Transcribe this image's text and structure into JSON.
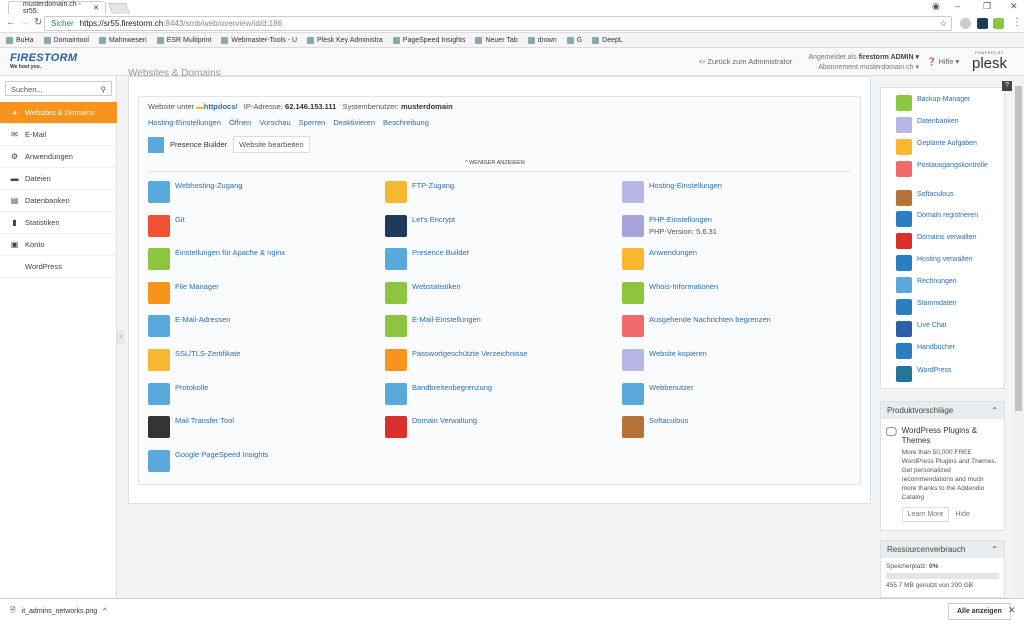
{
  "browser": {
    "tab_title": "musterdomain.ch - sr55.",
    "secure_label": "Sicher",
    "url_host": "https://sr55.firestorm.ch",
    "url_path": ":8443/smb/web/overview/id/d:186",
    "bookmarks": [
      "BuHa",
      "Domaintool",
      "Mahnwesen",
      "ESR Multiprint",
      "Webmaster-Tools - U",
      "Plesk Key Administra",
      "PageSpeed Insights",
      "Neuer Tab",
      "drown",
      "G",
      "DeepL"
    ]
  },
  "header": {
    "logo": "FIRESTORM",
    "slogan": "We host you.",
    "back": "Zurück zum Administrator",
    "logged_in_label": "Angemeldet als",
    "user": "firestorm ADMIN ▾",
    "subscription_label": "Abonnement",
    "subscription": "musterdomain.ch ▾",
    "help": "Hilfe ▾",
    "powered_by": "POWERED BY",
    "plesk": "plesk"
  },
  "sidebar": {
    "search_placeholder": "Suchen...",
    "items": [
      {
        "label": "Websites & Domains",
        "icon": "◕"
      },
      {
        "label": "E-Mail",
        "icon": "✉"
      },
      {
        "label": "Anwendungen",
        "icon": "⚙"
      },
      {
        "label": "Dateien",
        "icon": "▬"
      },
      {
        "label": "Datenbanken",
        "icon": "▤"
      },
      {
        "label": "Statistiken",
        "icon": "▮"
      },
      {
        "label": "Konto",
        "icon": "▣"
      },
      {
        "label": "WordPress",
        "icon": ""
      }
    ]
  },
  "main": {
    "page_title": "Websites & Domains",
    "info": {
      "website_label": "Website unter",
      "docroot": "httpdocs/",
      "ip_label": "IP-Adresse:",
      "ip": "62.146.153.111",
      "sysuser_label": "Systembenutzer:",
      "sysuser": "musterdomain"
    },
    "actions": [
      "Hosting-Einstellungen",
      "Öffnen",
      "Vorschau",
      "Sperren",
      "Deaktivieren",
      "Beschreibung"
    ],
    "presence_builder": "Presence Builder",
    "edit_website": "Website bearbeiten",
    "show_less": "^ WENIGER ANZEIGEN",
    "tools": [
      [
        {
          "label": "Webhosting-Zugang",
          "color": "#5aa9dd"
        },
        {
          "label": "Git",
          "color": "#f05133"
        },
        {
          "label": "Einstellungen für Apache & nginx",
          "color": "#8cc63f"
        },
        {
          "label": "File Manager",
          "color": "#f7941d"
        },
        {
          "label": "E-Mail-Adressen",
          "color": "#5aa9dd"
        },
        {
          "label": "SSL/TLS-Zertifikate",
          "color": "#f7b731"
        },
        {
          "label": "Protokolle",
          "color": "#5aa9dd"
        },
        {
          "label": "Mail Transfer Tool",
          "color": "#333333"
        },
        {
          "label": "Google PageSpeed Insights",
          "color": "#5aa9dd"
        }
      ],
      [
        {
          "label": "FTP-Zugang",
          "color": "#f7b731"
        },
        {
          "label": "Let's Encrypt",
          "color": "#1f3b5c"
        },
        {
          "label": "Presence Builder",
          "color": "#5aa9dd"
        },
        {
          "label": "Webstatistiken",
          "color": "#8cc63f"
        },
        {
          "label": "E-Mail-Einstellungen",
          "color": "#8cc63f"
        },
        {
          "label": "Passwortgeschützte Verzeichnisse",
          "color": "#f7941d"
        },
        {
          "label": "Bandbreitenbegrenzung",
          "color": "#5aa9dd"
        },
        {
          "label": "Domain Verwaltung",
          "color": "#d9302c"
        }
      ],
      [
        {
          "label": "Hosting-Einstellungen",
          "color": "#b9b5e6"
        },
        {
          "label": "PHP-Einstellungen",
          "sub": "PHP-Version: 5.6.31",
          "color": "#a9a3db"
        },
        {
          "label": "Anwendungen",
          "color": "#f7b731"
        },
        {
          "label": "Whois-Informationen",
          "color": "#8cc63f"
        },
        {
          "label": "Ausgehende Nachrichten begrenzen",
          "color": "#ee6b6b"
        },
        {
          "label": "Website kopieren",
          "color": "#b9b5e6"
        },
        {
          "label": "Webbenutzer",
          "color": "#5aa9dd"
        },
        {
          "label": "Softaculous",
          "color": "#b5733a"
        }
      ]
    ]
  },
  "right": {
    "help": "?",
    "items": [
      {
        "label": "Backup-Manager",
        "color": "#8cc63f"
      },
      {
        "label": "Datenbanken",
        "color": "#b9b5e6"
      },
      {
        "label": "Geplante Aufgaben",
        "color": "#f7b731"
      },
      {
        "label": "Postausgangskontrolle",
        "color": "#ee6b6b"
      },
      {
        "label": "Softaculous",
        "color": "#b5733a"
      },
      {
        "label": "Domain registrieren",
        "color": "#2a7fc0"
      },
      {
        "label": "Domains verwalten",
        "color": "#d9302c"
      },
      {
        "label": "Hosting verwalten",
        "color": "#2a7fc0"
      },
      {
        "label": "Rechnungen",
        "color": "#5aa9dd"
      },
      {
        "label": "Stammdaten",
        "color": "#2a7fc0"
      },
      {
        "label": "Live Chat",
        "color": "#2a5fa8"
      },
      {
        "label": "Handbücher",
        "color": "#2a7fc0"
      },
      {
        "label": "WordPress",
        "color": "#21759b"
      }
    ],
    "suggest": {
      "title": "Produktvorschläge",
      "item_title": "WordPress Plugins & Themes",
      "text": "More than 50,000 FREE WordPress Plugins and Themes. Get personalized recommendations and much more thanks to the Addendio Catalog",
      "learn": "Learn More",
      "hide": "Hide"
    },
    "resources": {
      "title": "Ressourcenverbrauch",
      "disk_label": "Speicherplatz:",
      "disk_pct": "0%",
      "disk_value": 0,
      "disk_text": "455.7 MB genutzt von 200 GB"
    }
  },
  "downloads": {
    "file": "it_admins_networks.png",
    "show_all": "Alle anzeigen"
  }
}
# # #
▶ _Task statement_:
In your copy, repeat each record exactly and include no pictures.

▶ _Task result_:
Transcribe this image's text and structure into JSON.
{
  "browser": {
    "tab_title": "musterdomain.ch - sr55.",
    "secure_label": "Sicher",
    "url_host": "https://sr55.firestorm.ch",
    "url_path": ":8443/smb/web/overview/id/d:186",
    "bookmarks": [
      "BuHa",
      "Domaintool",
      "Mahnwesen",
      "ESR Multiprint",
      "Webmaster-Tools - U",
      "Plesk Key Administra",
      "PageSpeed Insights",
      "Neuer Tab",
      "drown",
      "G",
      "DeepL"
    ]
  },
  "header": {
    "logo": "FIRESTORM",
    "slogan": "We host you.",
    "back": "Zurück zum Administrator",
    "logged_in_label": "Angemeldet als",
    "user": "firestorm ADMIN ▾",
    "subscription_label": "Abonnement",
    "subscription": "musterdomain.ch ▾",
    "help": "Hilfe ▾",
    "powered_by": "POWERED BY",
    "plesk": "plesk"
  },
  "sidebar": {
    "search_placeholder": "Suchen...",
    "items": [
      {
        "label": "Websites & Domains",
        "icon": "◕"
      },
      {
        "label": "E-Mail",
        "icon": "✉"
      },
      {
        "label": "Anwendungen",
        "icon": "⚙"
      },
      {
        "label": "Dateien",
        "icon": "▬"
      },
      {
        "label": "Datenbanken",
        "icon": "▤"
      },
      {
        "label": "Statistiken",
        "icon": "▮"
      },
      {
        "label": "Konto",
        "icon": "▣"
      },
      {
        "label": "WordPress",
        "icon": ""
      }
    ]
  },
  "main": {
    "page_title": "Websites & Domains",
    "info": {
      "website_label": "Website unter",
      "docroot": "httpdocs/",
      "ip_label": "IP-Adresse:",
      "ip": "62.146.153.111",
      "sysuser_label": "Systembenutzer:",
      "sysuser": "musterdomain"
    },
    "actions": [
      "Hosting-Einstellungen",
      "Öffnen",
      "Vorschau",
      "Sperren",
      "Deaktivieren",
      "Beschreibung"
    ],
    "presence_builder": "Presence Builder",
    "edit_website": "Website bearbeiten",
    "show_less": "^ WENIGER ANZEIGEN",
    "tools": [
      [
        {
          "label": "Webhosting-Zugang",
          "color": "#5aa9dd"
        },
        {
          "label": "Git",
          "color": "#f05133"
        },
        {
          "label": "Einstellungen für Apache & nginx",
          "color": "#8cc63f"
        },
        {
          "label": "File Manager",
          "color": "#f7941d"
        },
        {
          "label": "E-Mail-Adressen",
          "color": "#5aa9dd"
        },
        {
          "label": "SSL/TLS-Zertifikate",
          "color": "#f7b731"
        },
        {
          "label": "Protokolle",
          "color": "#5aa9dd"
        },
        {
          "label": "Mail Transfer Tool",
          "color": "#333333"
        },
        {
          "label": "Google PageSpeed Insights",
          "color": "#5aa9dd"
        }
      ],
      [
        {
          "label": "FTP-Zugang",
          "color": "#f7b731"
        },
        {
          "label": "Let's Encrypt",
          "color": "#1f3b5c"
        },
        {
          "label": "Presence Builder",
          "color": "#5aa9dd"
        },
        {
          "label": "Webstatistiken",
          "color": "#8cc63f"
        },
        {
          "label": "E-Mail-Einstellungen",
          "color": "#8cc63f"
        },
        {
          "label": "Passwortgeschützte Verzeichnisse",
          "color": "#f7941d"
        },
        {
          "label": "Bandbreitenbegrenzung",
          "color": "#5aa9dd"
        },
        {
          "label": "Domain Verwaltung",
          "color": "#d9302c"
        }
      ],
      [
        {
          "label": "Hosting-Einstellungen",
          "color": "#b9b5e6"
        },
        {
          "label": "PHP-Einstellungen",
          "sub": "PHP-Version: 5.6.31",
          "color": "#a9a3db"
        },
        {
          "label": "Anwendungen",
          "color": "#f7b731"
        },
        {
          "label": "Whois-Informationen",
          "color": "#8cc63f"
        },
        {
          "label": "Ausgehende Nachrichten begrenzen",
          "color": "#ee6b6b"
        },
        {
          "label": "Website kopieren",
          "color": "#b9b5e6"
        },
        {
          "label": "Webbenutzer",
          "color": "#5aa9dd"
        },
        {
          "label": "Softaculous",
          "color": "#b5733a"
        }
      ]
    ]
  },
  "right": {
    "help": "?",
    "items": [
      {
        "label": "Backup-Manager",
        "color": "#8cc63f"
      },
      {
        "label": "Datenbanken",
        "color": "#b9b5e6"
      },
      {
        "label": "Geplante Aufgaben",
        "color": "#f7b731"
      },
      {
        "label": "Postausgangskontrolle",
        "color": "#ee6b6b"
      },
      {
        "label": "Softaculous",
        "color": "#b5733a"
      },
      {
        "label": "Domain registrieren",
        "color": "#2a7fc0"
      },
      {
        "label": "Domains verwalten",
        "color": "#d9302c"
      },
      {
        "label": "Hosting verwalten",
        "color": "#2a7fc0"
      },
      {
        "label": "Rechnungen",
        "color": "#5aa9dd"
      },
      {
        "label": "Stammdaten",
        "color": "#2a7fc0"
      },
      {
        "label": "Live Chat",
        "color": "#2a5fa8"
      },
      {
        "label": "Handbücher",
        "color": "#2a7fc0"
      },
      {
        "label": "WordPress",
        "color": "#21759b"
      }
    ],
    "suggest": {
      "title": "Produktvorschläge",
      "item_title": "WordPress Plugins & Themes",
      "text": "More than 50,000 FREE WordPress Plugins and Themes. Get personalized recommendations and much more thanks to the Addendio Catalog",
      "learn": "Learn More",
      "hide": "Hide"
    },
    "resources": {
      "title": "Ressourcenverbrauch",
      "disk_label": "Speicherplatz:",
      "disk_pct": "0%",
      "disk_value": 0,
      "disk_text": "455.7 MB genutzt von 200 GB"
    }
  },
  "downloads": {
    "file": "it_admins_networks.png",
    "show_all": "Alle anzeigen"
  }
}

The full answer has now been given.